======== SUPPLIED INFORMATION

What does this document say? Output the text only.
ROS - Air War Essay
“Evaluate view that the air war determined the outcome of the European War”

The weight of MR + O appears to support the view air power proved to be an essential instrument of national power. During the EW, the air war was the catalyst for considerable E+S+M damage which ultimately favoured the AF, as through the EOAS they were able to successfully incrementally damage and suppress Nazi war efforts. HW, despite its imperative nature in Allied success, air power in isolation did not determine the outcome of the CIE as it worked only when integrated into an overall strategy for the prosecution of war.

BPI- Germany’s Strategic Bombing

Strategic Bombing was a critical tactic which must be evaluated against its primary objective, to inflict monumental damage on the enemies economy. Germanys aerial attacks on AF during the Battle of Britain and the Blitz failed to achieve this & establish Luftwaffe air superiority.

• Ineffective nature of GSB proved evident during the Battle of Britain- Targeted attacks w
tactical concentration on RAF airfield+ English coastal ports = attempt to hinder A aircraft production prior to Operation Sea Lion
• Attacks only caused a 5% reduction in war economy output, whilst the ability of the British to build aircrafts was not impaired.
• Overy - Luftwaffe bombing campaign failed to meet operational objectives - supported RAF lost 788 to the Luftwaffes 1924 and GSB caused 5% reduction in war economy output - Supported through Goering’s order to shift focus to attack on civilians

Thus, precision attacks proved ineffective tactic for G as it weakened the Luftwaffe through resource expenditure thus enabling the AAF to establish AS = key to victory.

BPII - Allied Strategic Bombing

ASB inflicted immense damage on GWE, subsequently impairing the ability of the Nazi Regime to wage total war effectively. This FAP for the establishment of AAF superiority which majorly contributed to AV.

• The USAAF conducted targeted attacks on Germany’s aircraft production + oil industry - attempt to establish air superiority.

================
======== SUPPLIED INFORMATION

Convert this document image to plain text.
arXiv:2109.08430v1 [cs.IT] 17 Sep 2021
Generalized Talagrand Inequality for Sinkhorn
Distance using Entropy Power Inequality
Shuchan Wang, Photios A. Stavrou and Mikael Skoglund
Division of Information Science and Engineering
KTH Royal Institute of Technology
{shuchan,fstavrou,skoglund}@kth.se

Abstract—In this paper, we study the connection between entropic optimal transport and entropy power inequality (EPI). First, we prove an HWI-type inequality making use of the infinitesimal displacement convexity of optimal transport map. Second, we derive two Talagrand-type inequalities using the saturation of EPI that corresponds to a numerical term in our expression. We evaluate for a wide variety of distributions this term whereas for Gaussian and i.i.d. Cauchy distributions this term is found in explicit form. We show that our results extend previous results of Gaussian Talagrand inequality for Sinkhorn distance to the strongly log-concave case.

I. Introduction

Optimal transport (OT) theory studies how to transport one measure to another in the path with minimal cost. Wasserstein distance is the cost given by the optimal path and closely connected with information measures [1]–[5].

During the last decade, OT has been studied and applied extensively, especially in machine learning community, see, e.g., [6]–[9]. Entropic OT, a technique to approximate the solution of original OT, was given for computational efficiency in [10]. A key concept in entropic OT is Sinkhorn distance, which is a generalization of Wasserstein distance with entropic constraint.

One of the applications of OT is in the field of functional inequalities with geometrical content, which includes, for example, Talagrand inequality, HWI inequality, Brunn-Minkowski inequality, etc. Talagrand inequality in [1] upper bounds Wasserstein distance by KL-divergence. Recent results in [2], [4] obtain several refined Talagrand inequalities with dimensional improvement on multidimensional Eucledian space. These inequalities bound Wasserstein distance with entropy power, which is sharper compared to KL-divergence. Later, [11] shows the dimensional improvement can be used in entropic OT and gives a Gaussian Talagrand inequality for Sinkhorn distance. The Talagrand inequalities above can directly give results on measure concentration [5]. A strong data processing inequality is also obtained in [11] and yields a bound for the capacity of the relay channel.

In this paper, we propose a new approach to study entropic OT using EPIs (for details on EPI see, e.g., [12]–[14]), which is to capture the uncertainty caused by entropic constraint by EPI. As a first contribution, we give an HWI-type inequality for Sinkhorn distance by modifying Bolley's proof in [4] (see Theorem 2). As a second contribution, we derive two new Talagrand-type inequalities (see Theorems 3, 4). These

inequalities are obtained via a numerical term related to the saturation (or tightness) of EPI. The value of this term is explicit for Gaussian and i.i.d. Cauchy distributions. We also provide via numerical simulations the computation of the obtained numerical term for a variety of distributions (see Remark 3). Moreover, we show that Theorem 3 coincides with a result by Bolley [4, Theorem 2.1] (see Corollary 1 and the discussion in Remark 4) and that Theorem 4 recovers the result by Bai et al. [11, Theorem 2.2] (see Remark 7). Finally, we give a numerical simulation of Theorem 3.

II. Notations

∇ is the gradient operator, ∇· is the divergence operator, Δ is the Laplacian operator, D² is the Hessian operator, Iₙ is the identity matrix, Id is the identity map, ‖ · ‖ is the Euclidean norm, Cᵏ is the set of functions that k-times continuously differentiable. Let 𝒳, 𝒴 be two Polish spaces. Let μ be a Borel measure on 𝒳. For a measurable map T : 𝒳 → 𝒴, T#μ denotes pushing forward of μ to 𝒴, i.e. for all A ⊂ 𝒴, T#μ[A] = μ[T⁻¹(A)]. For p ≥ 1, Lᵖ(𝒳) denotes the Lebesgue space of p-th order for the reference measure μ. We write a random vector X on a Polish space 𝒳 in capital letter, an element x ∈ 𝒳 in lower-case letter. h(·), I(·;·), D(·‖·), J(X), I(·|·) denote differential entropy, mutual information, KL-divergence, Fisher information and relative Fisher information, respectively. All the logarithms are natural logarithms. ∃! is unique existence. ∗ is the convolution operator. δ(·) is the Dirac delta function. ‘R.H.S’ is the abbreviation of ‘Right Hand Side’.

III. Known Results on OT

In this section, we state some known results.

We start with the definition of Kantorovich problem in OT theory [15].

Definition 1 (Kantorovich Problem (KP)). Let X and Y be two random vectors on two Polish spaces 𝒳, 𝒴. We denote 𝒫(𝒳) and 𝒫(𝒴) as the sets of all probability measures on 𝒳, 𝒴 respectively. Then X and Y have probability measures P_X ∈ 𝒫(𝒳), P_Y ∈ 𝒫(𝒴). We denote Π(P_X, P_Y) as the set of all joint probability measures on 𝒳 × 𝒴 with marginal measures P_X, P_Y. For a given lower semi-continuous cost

================
======== SUPPLIED INFORMATION

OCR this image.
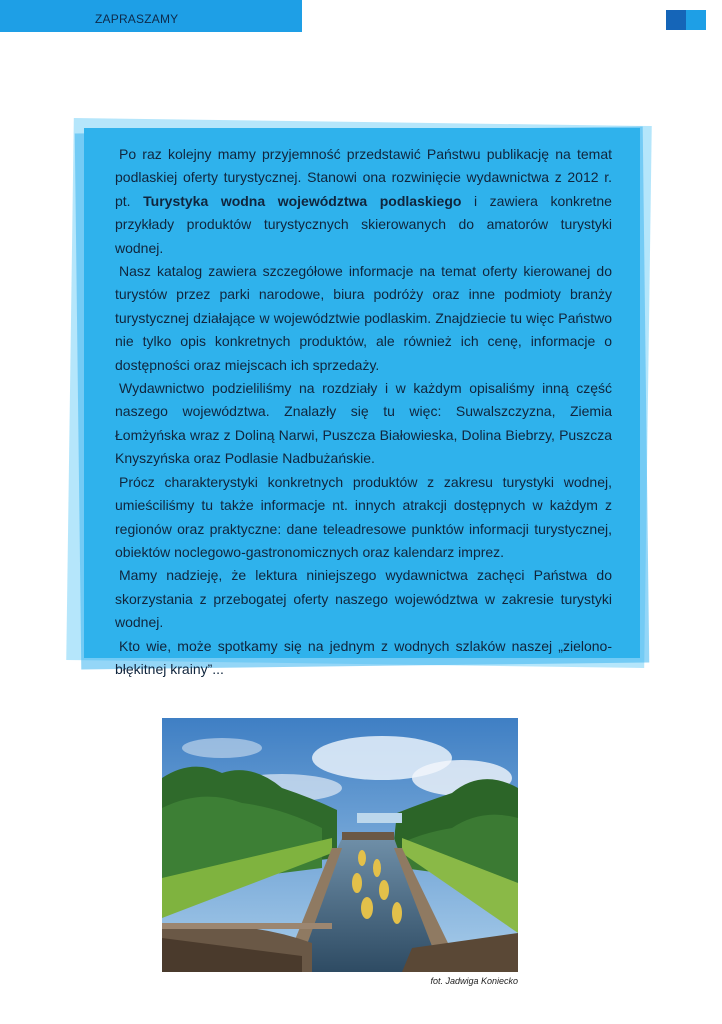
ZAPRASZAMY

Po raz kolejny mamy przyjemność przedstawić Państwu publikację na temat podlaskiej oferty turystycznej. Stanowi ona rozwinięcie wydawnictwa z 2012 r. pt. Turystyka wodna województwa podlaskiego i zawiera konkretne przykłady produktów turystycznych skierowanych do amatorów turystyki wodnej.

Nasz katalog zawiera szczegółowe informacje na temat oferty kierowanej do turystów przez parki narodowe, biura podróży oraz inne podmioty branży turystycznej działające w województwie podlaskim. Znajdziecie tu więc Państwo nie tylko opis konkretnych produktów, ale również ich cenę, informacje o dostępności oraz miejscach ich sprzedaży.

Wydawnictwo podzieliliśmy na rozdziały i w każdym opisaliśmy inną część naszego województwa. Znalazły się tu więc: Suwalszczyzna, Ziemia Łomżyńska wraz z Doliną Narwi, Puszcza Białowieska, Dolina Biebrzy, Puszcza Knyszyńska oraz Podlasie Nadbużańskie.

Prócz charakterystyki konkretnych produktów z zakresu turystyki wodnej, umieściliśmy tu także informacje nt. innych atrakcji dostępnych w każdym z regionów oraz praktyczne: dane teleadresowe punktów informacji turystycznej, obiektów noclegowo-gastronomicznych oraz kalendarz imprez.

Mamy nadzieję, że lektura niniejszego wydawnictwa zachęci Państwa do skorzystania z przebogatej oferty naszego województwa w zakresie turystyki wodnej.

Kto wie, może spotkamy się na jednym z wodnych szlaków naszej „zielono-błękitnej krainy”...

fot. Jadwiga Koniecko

================

▸ **EXERCISE GOAL**:
Read the entries and show each line that mentions "concentration".

▸ **FULL OUTPUT**:
tactical concentration on RAF airfield+ English coastal ports = attempt to hinder A aircraft production prior to Operation Sea Lion
One of the applications of OT is in the field of functional inequalities with geometrical content, which includes, for example, Talagrand inequality, HWI inequality, Brunn-Minkowski inequality, etc. Talagrand inequality in [1] upper bounds Wasserstein distance by KL-divergence. Recent results in [2], [4] obtain several refined Talagrand inequalities with dimensional improvement on multidimensional Eucledian space. These inequalities bound Wasserstein distance with entropy power, which is sharper compared to KL-divergence. Later, [11] shows the dimensional improvement can be used in entropic OT and gives a Gaussian Talagrand inequality for Sinkhorn distance. The Talagrand inequalities above can directly give results on measure concentration [5]. A strong data processing inequality is also obtained in [11] and yields a bound for the capacity of the relay channel.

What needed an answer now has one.